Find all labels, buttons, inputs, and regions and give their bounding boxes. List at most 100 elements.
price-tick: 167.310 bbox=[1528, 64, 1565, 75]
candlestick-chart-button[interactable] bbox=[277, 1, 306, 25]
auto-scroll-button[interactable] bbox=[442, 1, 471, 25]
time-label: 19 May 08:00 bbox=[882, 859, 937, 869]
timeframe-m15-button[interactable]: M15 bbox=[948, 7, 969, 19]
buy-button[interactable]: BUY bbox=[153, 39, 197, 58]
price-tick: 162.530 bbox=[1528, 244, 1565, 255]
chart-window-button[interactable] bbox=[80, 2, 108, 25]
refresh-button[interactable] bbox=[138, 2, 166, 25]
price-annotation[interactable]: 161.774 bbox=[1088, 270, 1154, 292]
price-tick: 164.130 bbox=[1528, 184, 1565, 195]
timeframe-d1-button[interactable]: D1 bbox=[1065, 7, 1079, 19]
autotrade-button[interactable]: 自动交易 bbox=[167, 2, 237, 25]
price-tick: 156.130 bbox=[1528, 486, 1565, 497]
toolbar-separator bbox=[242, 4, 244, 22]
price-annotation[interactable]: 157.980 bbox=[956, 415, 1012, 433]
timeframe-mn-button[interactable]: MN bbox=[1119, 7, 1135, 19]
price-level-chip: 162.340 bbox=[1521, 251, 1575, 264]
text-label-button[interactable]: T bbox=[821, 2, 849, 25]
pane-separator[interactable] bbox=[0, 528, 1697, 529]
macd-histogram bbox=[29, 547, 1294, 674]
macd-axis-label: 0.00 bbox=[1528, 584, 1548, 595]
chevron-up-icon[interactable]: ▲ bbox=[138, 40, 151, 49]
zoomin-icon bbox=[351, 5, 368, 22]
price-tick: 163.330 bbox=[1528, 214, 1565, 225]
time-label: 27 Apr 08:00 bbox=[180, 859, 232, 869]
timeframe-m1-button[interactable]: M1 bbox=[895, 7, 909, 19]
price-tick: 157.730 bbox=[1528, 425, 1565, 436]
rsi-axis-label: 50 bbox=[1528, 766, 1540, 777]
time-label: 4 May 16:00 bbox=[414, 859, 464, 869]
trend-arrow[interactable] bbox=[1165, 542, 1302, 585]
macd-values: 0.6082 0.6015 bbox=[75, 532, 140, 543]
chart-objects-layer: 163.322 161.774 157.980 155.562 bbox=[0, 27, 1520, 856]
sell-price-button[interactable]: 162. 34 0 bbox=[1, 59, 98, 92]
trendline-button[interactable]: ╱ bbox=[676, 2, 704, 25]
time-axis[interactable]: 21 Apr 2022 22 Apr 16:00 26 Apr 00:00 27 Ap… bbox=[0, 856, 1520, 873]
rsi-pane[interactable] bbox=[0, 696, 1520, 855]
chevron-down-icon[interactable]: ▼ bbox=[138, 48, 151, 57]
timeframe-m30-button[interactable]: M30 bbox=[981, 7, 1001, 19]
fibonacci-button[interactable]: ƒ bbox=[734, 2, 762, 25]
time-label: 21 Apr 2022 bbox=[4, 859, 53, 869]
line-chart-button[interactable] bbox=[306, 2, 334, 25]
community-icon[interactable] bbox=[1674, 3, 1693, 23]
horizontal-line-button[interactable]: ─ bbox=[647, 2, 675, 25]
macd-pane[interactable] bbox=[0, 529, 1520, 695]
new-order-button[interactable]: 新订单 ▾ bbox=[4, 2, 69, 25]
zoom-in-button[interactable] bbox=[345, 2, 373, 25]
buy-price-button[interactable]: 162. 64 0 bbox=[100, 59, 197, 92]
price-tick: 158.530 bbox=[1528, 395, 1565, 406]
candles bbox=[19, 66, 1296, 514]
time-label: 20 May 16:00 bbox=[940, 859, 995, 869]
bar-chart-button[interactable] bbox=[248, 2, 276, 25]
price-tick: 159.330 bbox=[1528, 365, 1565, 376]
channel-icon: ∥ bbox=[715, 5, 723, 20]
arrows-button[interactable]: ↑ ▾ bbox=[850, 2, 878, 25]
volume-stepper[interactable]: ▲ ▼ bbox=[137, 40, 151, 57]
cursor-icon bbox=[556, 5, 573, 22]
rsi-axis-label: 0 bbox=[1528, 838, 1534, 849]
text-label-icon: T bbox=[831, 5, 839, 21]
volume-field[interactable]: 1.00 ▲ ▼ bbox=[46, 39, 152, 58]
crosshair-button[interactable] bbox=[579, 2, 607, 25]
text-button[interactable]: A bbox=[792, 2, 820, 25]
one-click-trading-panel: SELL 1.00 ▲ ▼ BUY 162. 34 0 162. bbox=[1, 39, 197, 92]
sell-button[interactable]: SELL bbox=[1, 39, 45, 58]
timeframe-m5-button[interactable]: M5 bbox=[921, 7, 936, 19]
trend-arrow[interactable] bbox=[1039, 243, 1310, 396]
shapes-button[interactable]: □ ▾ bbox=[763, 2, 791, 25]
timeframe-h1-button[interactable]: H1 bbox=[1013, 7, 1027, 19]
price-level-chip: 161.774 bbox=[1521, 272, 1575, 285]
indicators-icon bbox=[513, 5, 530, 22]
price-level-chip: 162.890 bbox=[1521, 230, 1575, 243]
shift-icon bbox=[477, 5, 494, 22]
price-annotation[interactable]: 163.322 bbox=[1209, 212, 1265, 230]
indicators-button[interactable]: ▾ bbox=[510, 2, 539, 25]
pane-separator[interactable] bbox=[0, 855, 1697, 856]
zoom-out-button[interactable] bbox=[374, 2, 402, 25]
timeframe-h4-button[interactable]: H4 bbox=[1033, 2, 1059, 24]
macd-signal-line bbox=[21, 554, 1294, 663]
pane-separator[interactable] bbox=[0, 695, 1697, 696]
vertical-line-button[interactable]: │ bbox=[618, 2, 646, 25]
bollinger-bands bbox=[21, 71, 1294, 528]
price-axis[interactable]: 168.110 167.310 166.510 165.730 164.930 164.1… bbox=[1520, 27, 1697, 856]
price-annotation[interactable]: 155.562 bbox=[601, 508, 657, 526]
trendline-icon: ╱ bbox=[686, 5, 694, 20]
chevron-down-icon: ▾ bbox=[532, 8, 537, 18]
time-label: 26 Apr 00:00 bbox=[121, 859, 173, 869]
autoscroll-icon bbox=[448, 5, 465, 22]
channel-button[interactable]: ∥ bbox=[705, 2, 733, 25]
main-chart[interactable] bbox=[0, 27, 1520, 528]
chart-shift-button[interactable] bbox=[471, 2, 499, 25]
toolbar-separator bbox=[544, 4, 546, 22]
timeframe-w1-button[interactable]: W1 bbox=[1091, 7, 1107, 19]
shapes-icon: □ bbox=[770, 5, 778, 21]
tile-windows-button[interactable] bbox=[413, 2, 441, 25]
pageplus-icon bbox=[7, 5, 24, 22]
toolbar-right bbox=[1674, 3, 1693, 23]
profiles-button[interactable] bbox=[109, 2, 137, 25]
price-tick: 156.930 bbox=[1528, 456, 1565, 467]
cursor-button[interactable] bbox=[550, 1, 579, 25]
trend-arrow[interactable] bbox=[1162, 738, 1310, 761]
- - - -
Problem to solve
Could you write these rows out again with every "price-tick" replaced by "axis-price" and everything else left as it is?

Full response
Find all labels, buttons, inputs, and regions and give their bounding boxes. List at most 100 elements.
axis-price: 167.310 bbox=[1528, 64, 1565, 75]
candlestick-chart-button[interactable] bbox=[277, 1, 306, 25]
auto-scroll-button[interactable] bbox=[442, 1, 471, 25]
time-label: 19 May 08:00 bbox=[882, 859, 937, 869]
timeframe-m15-button[interactable]: M15 bbox=[948, 7, 969, 19]
buy-button[interactable]: BUY bbox=[153, 39, 197, 58]
axis-price: 162.530 bbox=[1528, 244, 1565, 255]
chart-window-button[interactable] bbox=[80, 2, 108, 25]
refresh-button[interactable] bbox=[138, 2, 166, 25]
price-annotation[interactable]: 161.774 bbox=[1088, 270, 1154, 292]
axis-price: 164.130 bbox=[1528, 184, 1565, 195]
timeframe-d1-button[interactable]: D1 bbox=[1065, 7, 1079, 19]
autotrade-button[interactable]: 自动交易 bbox=[167, 2, 237, 25]
axis-price: 156.130 bbox=[1528, 486, 1565, 497]
toolbar-separator bbox=[242, 4, 244, 22]
price-annotation[interactable]: 157.980 bbox=[956, 415, 1012, 433]
timeframe-mn-button[interactable]: MN bbox=[1119, 7, 1135, 19]
price-level-chip: 162.340 bbox=[1521, 251, 1575, 264]
text-label-button[interactable]: T bbox=[821, 2, 849, 25]
pane-separator[interactable] bbox=[0, 528, 1697, 529]
macd-histogram bbox=[29, 547, 1294, 674]
macd-axis-label: 0.00 bbox=[1528, 584, 1548, 595]
chevron-up-icon[interactable]: ▲ bbox=[138, 40, 151, 49]
zoomin-icon bbox=[351, 5, 368, 22]
axis-price: 163.330 bbox=[1528, 214, 1565, 225]
time-label: 27 Apr 08:00 bbox=[180, 859, 232, 869]
timeframe-m1-button[interactable]: M1 bbox=[895, 7, 909, 19]
axis-price: 157.730 bbox=[1528, 425, 1565, 436]
rsi-axis-label: 50 bbox=[1528, 766, 1540, 777]
time-label: 4 May 16:00 bbox=[414, 859, 464, 869]
trend-arrow[interactable] bbox=[1165, 542, 1302, 585]
macd-values: 0.6082 0.6015 bbox=[75, 532, 140, 543]
chart-objects-layer: 163.322 161.774 157.980 155.562 bbox=[0, 27, 1520, 856]
sell-price-button[interactable]: 162. 34 0 bbox=[1, 59, 98, 92]
trendline-button[interactable]: ╱ bbox=[676, 2, 704, 25]
time-axis[interactable]: 21 Apr 2022 22 Apr 16:00 26 Apr 00:00 27 Ap… bbox=[0, 856, 1520, 873]
rsi-pane[interactable] bbox=[0, 696, 1520, 855]
chevron-down-icon[interactable]: ▼ bbox=[138, 48, 151, 57]
timeframe-m30-button[interactable]: M30 bbox=[981, 7, 1001, 19]
fibonacci-button[interactable]: ƒ bbox=[734, 2, 762, 25]
time-label: 21 Apr 2022 bbox=[4, 859, 53, 869]
line-chart-button[interactable] bbox=[306, 2, 334, 25]
community-icon[interactable] bbox=[1674, 3, 1693, 23]
horizontal-line-button[interactable]: ─ bbox=[647, 2, 675, 25]
macd-pane[interactable] bbox=[0, 529, 1520, 695]
new-order-button[interactable]: 新订单 ▾ bbox=[4, 2, 69, 25]
zoom-in-button[interactable] bbox=[345, 2, 373, 25]
buy-price-button[interactable]: 162. 64 0 bbox=[100, 59, 197, 92]
axis-price: 158.530 bbox=[1528, 395, 1565, 406]
candles bbox=[19, 66, 1296, 514]
time-label: 20 May 16:00 bbox=[940, 859, 995, 869]
bar-chart-button[interactable] bbox=[248, 2, 276, 25]
axis-price: 159.330 bbox=[1528, 365, 1565, 376]
channel-icon: ∥ bbox=[715, 5, 723, 20]
arrows-button[interactable]: ↑ ▾ bbox=[850, 2, 878, 25]
volume-stepper[interactable]: ▲ ▼ bbox=[137, 40, 151, 57]
cursor-icon bbox=[556, 5, 573, 22]
rsi-axis-label: 0 bbox=[1528, 838, 1534, 849]
text-label-icon: T bbox=[831, 5, 839, 21]
volume-field[interactable]: 1.00 ▲ ▼ bbox=[46, 39, 152, 58]
crosshair-button[interactable] bbox=[579, 2, 607, 25]
text-button[interactable]: A bbox=[792, 2, 820, 25]
one-click-trading-panel: SELL 1.00 ▲ ▼ BUY 162. 34 0 162. bbox=[1, 39, 197, 92]
sell-button[interactable]: SELL bbox=[1, 39, 45, 58]
timeframe-m5-button[interactable]: M5 bbox=[921, 7, 936, 19]
trend-arrow[interactable] bbox=[1039, 243, 1310, 396]
shapes-button[interactable]: □ ▾ bbox=[763, 2, 791, 25]
timeframe-h1-button[interactable]: H1 bbox=[1013, 7, 1027, 19]
price-level-chip: 161.774 bbox=[1521, 272, 1575, 285]
indicators-icon bbox=[513, 5, 530, 22]
price-level-chip: 162.890 bbox=[1521, 230, 1575, 243]
shift-icon bbox=[477, 5, 494, 22]
price-annotation[interactable]: 163.322 bbox=[1209, 212, 1265, 230]
indicators-button[interactable]: ▾ bbox=[510, 2, 539, 25]
pane-separator[interactable] bbox=[0, 855, 1697, 856]
zoom-out-button[interactable] bbox=[374, 2, 402, 25]
timeframe-h4-button[interactable]: H4 bbox=[1033, 2, 1059, 24]
macd-signal-line bbox=[21, 554, 1294, 663]
pane-separator[interactable] bbox=[0, 695, 1697, 696]
vertical-line-button[interactable]: │ bbox=[618, 2, 646, 25]
bollinger-bands bbox=[21, 71, 1294, 528]
price-axis[interactable]: 168.110 167.310 166.510 165.730 164.930 164.1… bbox=[1520, 27, 1697, 856]
price-annotation[interactable]: 155.562 bbox=[601, 508, 657, 526]
trendline-icon: ╱ bbox=[686, 5, 694, 20]
chevron-down-icon: ▾ bbox=[532, 8, 537, 18]
time-label: 26 Apr 00:00 bbox=[121, 859, 173, 869]
autoscroll-icon bbox=[448, 5, 465, 22]
channel-button[interactable]: ∥ bbox=[705, 2, 733, 25]
main-chart[interactable] bbox=[0, 27, 1520, 528]
chart-shift-button[interactable] bbox=[471, 2, 499, 25]
toolbar-separator bbox=[544, 4, 546, 22]
timeframe-w1-button[interactable]: W1 bbox=[1091, 7, 1107, 19]
shapes-icon: □ bbox=[770, 5, 778, 21]
tile-windows-button[interactable] bbox=[413, 2, 441, 25]
pageplus-icon bbox=[7, 5, 24, 22]
toolbar-right bbox=[1674, 3, 1693, 23]
profiles-button[interactable] bbox=[109, 2, 137, 25]
axis-price: 156.930 bbox=[1528, 456, 1565, 467]
cursor-button[interactable] bbox=[550, 1, 579, 25]
trend-arrow[interactable] bbox=[1162, 738, 1310, 761]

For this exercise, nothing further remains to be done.